§ **TASK GOAL**: Select lines where the word "platepar" appears.

§ **INFORMATION SHOWN**:
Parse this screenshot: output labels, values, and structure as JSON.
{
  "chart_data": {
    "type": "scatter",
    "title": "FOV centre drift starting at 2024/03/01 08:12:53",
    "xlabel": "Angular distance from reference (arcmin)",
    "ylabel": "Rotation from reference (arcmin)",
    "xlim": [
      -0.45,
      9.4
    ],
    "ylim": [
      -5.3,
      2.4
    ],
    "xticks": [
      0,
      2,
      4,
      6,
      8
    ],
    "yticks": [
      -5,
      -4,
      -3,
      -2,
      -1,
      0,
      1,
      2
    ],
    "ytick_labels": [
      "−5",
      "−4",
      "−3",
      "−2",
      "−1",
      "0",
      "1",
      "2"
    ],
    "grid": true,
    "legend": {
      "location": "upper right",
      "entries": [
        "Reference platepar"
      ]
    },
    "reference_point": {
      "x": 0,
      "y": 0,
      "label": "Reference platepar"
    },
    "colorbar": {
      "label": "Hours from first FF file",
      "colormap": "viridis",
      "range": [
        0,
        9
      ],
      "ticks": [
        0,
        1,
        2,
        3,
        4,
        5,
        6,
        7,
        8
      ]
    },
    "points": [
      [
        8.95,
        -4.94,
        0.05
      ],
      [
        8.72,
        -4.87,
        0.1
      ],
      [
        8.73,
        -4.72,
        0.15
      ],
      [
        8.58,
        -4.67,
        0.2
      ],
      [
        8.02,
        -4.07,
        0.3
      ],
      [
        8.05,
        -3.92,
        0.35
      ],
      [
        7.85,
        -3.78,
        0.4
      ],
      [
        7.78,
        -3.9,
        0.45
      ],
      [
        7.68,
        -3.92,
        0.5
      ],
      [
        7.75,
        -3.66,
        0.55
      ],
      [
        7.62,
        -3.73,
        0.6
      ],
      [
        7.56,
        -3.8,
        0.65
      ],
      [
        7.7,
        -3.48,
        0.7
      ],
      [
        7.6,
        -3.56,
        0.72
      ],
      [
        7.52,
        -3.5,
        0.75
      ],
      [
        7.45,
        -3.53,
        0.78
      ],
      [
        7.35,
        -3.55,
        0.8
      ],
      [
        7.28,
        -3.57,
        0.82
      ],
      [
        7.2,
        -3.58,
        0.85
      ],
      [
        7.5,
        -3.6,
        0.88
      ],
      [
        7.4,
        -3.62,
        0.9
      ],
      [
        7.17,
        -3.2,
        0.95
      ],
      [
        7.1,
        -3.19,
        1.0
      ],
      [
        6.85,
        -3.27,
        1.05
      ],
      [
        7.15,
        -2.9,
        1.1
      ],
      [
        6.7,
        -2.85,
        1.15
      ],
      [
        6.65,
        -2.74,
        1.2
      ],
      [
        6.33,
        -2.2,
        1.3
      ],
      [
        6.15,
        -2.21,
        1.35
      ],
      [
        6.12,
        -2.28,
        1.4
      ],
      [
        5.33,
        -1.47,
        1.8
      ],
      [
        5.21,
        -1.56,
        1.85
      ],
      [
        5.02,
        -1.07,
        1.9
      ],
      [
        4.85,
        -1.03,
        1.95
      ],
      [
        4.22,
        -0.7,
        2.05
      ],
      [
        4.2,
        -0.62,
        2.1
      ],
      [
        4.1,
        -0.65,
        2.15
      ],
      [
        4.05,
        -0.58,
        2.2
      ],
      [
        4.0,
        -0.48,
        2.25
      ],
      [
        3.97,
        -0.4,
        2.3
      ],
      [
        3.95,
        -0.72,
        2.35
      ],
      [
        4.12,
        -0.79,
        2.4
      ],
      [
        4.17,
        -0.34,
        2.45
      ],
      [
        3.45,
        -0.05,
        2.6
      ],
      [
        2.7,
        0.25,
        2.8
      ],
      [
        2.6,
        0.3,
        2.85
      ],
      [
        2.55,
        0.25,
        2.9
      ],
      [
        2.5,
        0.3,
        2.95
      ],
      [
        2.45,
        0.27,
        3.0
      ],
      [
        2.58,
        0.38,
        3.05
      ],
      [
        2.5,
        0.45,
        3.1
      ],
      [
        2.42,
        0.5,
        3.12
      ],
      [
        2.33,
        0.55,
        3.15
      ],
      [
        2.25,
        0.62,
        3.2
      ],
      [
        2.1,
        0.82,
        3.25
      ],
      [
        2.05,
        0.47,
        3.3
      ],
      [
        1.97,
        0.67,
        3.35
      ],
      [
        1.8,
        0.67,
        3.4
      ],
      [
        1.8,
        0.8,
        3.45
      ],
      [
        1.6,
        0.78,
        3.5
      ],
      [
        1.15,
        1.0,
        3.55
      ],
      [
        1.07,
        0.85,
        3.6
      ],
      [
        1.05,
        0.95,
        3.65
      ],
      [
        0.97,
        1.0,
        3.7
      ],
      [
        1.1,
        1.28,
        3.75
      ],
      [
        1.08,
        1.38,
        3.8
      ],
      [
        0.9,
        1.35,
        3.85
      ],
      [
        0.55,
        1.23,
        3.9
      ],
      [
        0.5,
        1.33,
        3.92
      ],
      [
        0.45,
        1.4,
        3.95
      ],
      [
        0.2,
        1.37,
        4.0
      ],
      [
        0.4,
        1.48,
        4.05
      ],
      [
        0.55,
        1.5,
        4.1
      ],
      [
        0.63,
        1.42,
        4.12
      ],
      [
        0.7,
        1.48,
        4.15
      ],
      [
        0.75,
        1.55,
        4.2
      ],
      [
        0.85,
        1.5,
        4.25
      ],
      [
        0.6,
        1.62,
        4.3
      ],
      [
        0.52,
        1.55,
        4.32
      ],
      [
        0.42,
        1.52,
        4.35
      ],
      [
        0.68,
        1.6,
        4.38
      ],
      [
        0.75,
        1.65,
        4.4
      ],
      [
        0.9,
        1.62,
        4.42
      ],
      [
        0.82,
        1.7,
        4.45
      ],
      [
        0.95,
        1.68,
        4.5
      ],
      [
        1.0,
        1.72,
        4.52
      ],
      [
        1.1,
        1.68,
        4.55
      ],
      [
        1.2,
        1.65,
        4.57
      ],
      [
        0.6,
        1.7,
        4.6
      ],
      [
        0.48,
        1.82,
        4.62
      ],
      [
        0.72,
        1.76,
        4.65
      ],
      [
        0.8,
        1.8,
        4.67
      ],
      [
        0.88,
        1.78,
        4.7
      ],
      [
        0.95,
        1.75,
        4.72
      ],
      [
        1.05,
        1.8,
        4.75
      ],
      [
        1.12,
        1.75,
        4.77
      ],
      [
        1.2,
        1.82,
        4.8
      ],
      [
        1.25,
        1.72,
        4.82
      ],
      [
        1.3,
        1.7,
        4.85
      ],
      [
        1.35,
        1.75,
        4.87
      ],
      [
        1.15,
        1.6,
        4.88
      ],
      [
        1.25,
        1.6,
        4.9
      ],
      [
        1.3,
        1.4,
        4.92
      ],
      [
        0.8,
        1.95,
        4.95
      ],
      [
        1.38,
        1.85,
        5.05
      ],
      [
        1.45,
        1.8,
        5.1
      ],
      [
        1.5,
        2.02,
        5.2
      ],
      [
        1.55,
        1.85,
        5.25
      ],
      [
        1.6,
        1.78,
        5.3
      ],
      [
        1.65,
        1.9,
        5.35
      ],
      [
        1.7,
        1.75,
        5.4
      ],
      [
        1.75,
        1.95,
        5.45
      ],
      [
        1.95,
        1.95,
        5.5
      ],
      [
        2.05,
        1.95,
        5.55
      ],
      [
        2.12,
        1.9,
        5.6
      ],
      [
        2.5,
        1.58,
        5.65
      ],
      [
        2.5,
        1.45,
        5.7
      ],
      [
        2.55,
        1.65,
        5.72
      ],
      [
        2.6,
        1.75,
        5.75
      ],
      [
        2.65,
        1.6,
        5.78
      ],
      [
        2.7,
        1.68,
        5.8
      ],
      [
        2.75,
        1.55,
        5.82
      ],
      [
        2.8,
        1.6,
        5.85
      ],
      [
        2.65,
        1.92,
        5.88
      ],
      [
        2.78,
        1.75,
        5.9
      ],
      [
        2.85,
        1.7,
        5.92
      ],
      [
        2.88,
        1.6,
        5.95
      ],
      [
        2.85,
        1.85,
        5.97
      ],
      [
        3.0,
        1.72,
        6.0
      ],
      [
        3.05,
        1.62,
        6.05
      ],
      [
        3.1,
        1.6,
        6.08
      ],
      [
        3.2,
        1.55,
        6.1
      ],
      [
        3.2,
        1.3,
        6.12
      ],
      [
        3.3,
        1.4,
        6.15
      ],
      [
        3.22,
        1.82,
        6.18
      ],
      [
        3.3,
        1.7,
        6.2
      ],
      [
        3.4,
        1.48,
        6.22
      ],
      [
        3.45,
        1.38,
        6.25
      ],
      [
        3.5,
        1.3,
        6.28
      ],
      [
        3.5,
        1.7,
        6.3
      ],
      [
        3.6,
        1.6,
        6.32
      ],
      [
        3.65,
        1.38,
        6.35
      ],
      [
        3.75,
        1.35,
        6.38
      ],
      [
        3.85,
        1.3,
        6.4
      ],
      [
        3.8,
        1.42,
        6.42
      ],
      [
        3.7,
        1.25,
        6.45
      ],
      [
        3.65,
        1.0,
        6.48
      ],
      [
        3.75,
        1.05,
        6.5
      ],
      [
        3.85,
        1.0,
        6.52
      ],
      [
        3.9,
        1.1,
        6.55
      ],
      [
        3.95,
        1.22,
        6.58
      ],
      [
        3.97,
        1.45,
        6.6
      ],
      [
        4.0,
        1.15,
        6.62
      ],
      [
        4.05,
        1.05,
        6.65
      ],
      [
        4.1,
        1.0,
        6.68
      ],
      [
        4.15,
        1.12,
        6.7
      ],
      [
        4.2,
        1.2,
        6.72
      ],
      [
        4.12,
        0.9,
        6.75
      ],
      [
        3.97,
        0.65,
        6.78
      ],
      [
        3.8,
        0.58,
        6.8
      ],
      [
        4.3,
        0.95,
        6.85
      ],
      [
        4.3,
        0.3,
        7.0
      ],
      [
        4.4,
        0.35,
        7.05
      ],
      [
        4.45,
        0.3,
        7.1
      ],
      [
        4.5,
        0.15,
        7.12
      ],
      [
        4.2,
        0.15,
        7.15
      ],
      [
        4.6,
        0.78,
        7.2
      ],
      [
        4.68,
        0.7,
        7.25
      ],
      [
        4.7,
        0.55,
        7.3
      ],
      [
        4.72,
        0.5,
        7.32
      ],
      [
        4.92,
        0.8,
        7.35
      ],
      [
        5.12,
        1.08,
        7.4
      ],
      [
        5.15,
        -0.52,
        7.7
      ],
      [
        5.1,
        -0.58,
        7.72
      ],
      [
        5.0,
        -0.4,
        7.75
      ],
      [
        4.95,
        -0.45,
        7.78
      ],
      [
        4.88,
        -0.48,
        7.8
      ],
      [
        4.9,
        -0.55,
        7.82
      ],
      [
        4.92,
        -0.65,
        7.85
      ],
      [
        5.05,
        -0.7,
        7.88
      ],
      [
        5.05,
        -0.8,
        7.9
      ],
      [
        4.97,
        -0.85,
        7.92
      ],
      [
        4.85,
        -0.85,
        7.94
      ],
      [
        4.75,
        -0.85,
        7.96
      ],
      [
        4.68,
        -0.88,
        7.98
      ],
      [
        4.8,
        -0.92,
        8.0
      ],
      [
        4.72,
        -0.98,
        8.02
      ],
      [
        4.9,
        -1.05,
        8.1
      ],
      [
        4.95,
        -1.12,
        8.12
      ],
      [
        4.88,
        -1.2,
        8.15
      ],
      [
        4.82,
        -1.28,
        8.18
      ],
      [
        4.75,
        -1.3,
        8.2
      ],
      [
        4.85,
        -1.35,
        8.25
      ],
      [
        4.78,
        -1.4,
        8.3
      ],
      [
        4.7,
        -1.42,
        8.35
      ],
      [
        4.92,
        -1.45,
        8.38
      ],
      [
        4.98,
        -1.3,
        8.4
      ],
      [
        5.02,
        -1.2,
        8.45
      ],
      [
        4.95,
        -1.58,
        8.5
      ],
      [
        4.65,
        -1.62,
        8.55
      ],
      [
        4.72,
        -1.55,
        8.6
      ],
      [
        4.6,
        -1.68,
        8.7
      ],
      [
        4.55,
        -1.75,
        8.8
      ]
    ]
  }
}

§ **RESPONSE TO THIS TASK**:
        "Reference platepar"
      "label": "Reference platepar"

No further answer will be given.